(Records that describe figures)
[Begin]
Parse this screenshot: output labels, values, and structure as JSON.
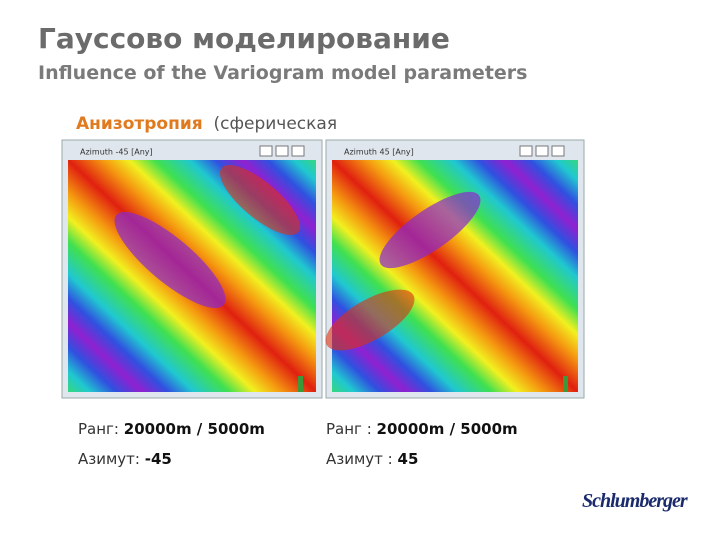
{
  "header": {
    "title": "Гауссово моделирование",
    "subtitle": "Influence of the Variogram model parameters"
  },
  "section": {
    "heading": "Анизотропия",
    "heading_rest": "(сферическая"
  },
  "panels": [
    {
      "window_title": "Azimuth -45 [Any]",
      "range_label": "Ранг:",
      "range_value": "20000m / 5000m",
      "azimuth_label": "Азимут:",
      "azimuth_value": "-45"
    },
    {
      "window_title": "Azimuth 45 [Any]",
      "range_label": "Ранг :",
      "range_value": "20000m / 5000m",
      "azimuth_label": "Азимут :",
      "azimuth_value": "45"
    }
  ],
  "logo": "Schlumberger"
}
[End]
→ **Set task**
Reproduce every line of the material precisely, omitting its pictures.

→ **Output for this exercise**
Parse this screenshot: output labels, values, and structure as JSON.
{
  "header": {
    "title": "Гауссово моделирование",
    "subtitle": "Influence of the Variogram model parameters"
  },
  "section": {
    "heading": "Анизотропия",
    "heading_rest": "(сферическая"
  },
  "panels": [
    {
      "window_title": "Azimuth -45 [Any]",
      "range_label": "Ранг:",
      "range_value": "20000m / 5000m",
      "azimuth_label": "Азимут:",
      "azimuth_value": "-45"
    },
    {
      "window_title": "Azimuth 45 [Any]",
      "range_label": "Ранг :",
      "range_value": "20000m / 5000m",
      "azimuth_label": "Азимут :",
      "azimuth_value": "45"
    }
  ],
  "logo": "Schlumberger"
}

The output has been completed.